Exercise prompt —
Transcribe all of the material exactly. Any picture in it should be left out.

Listed entries —

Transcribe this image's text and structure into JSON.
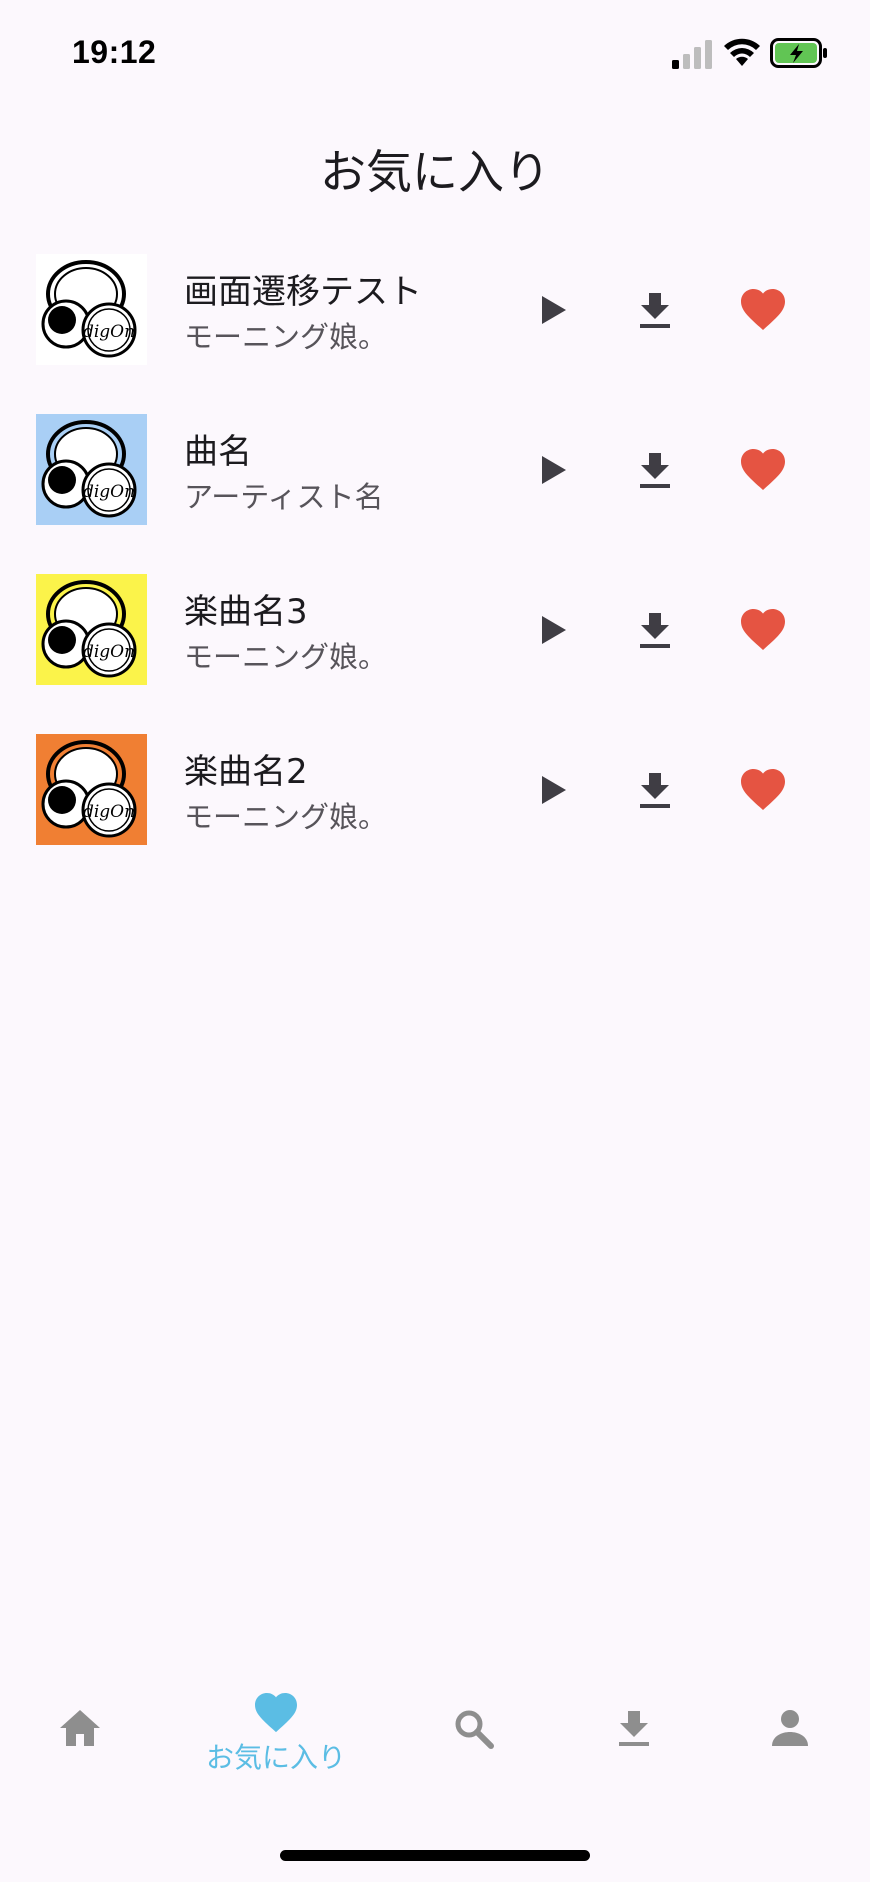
{
  "status_bar": {
    "time": "19:12"
  },
  "header": {
    "title": "お気に入り"
  },
  "songs": [
    {
      "title": "画面遷移テスト",
      "artist": "モーニング娘。",
      "artwork_bg": "#ffffff",
      "artwork_logo": "digOn"
    },
    {
      "title": "曲名",
      "artist": "アーティスト名",
      "artwork_bg": "#a9cff5",
      "artwork_logo": "digOn"
    },
    {
      "title": "楽曲名3",
      "artist": "モーニング娘。",
      "artwork_bg": "#fbf34a",
      "artwork_logo": "digOn"
    },
    {
      "title": "楽曲名2",
      "artist": "モーニング娘。",
      "artwork_bg": "#f07f33",
      "artwork_logo": "digOn"
    }
  ],
  "bottom_nav": {
    "items": [
      {
        "id": "home",
        "icon": "home-icon",
        "label": ""
      },
      {
        "id": "favorites",
        "icon": "heart-icon",
        "label": "お気に入り",
        "active": true
      },
      {
        "id": "search",
        "icon": "search-icon",
        "label": ""
      },
      {
        "id": "downloads",
        "icon": "download-icon",
        "label": ""
      },
      {
        "id": "account",
        "icon": "person-icon",
        "label": ""
      }
    ]
  },
  "colors": {
    "background": "#fcf8fd",
    "accent": "#5bbde4",
    "heart": "#e55442",
    "icon_dark": "#3f3d44",
    "nav_inactive": "#8e8e8e"
  }
}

Result of the task —
Transcribe this image's text and structure into JSON.
{
  "status_bar": {
    "time": "19:12"
  },
  "header": {
    "title": "お気に入り"
  },
  "songs": [
    {
      "title": "画面遷移テスト",
      "artist": "モーニング娘。",
      "artwork_bg": "#ffffff",
      "artwork_logo": "digOn"
    },
    {
      "title": "曲名",
      "artist": "アーティスト名",
      "artwork_bg": "#a9cff5",
      "artwork_logo": "digOn"
    },
    {
      "title": "楽曲名3",
      "artist": "モーニング娘。",
      "artwork_bg": "#fbf34a",
      "artwork_logo": "digOn"
    },
    {
      "title": "楽曲名2",
      "artist": "モーニング娘。",
      "artwork_bg": "#f07f33",
      "artwork_logo": "digOn"
    }
  ],
  "bottom_nav": {
    "items": [
      {
        "id": "home",
        "icon": "home-icon",
        "label": ""
      },
      {
        "id": "favorites",
        "icon": "heart-icon",
        "label": "お気に入り",
        "active": true
      },
      {
        "id": "search",
        "icon": "search-icon",
        "label": ""
      },
      {
        "id": "downloads",
        "icon": "download-icon",
        "label": ""
      },
      {
        "id": "account",
        "icon": "person-icon",
        "label": ""
      }
    ]
  },
  "colors": {
    "background": "#fcf8fd",
    "accent": "#5bbde4",
    "heart": "#e55442",
    "icon_dark": "#3f3d44",
    "nav_inactive": "#8e8e8e"
  }
}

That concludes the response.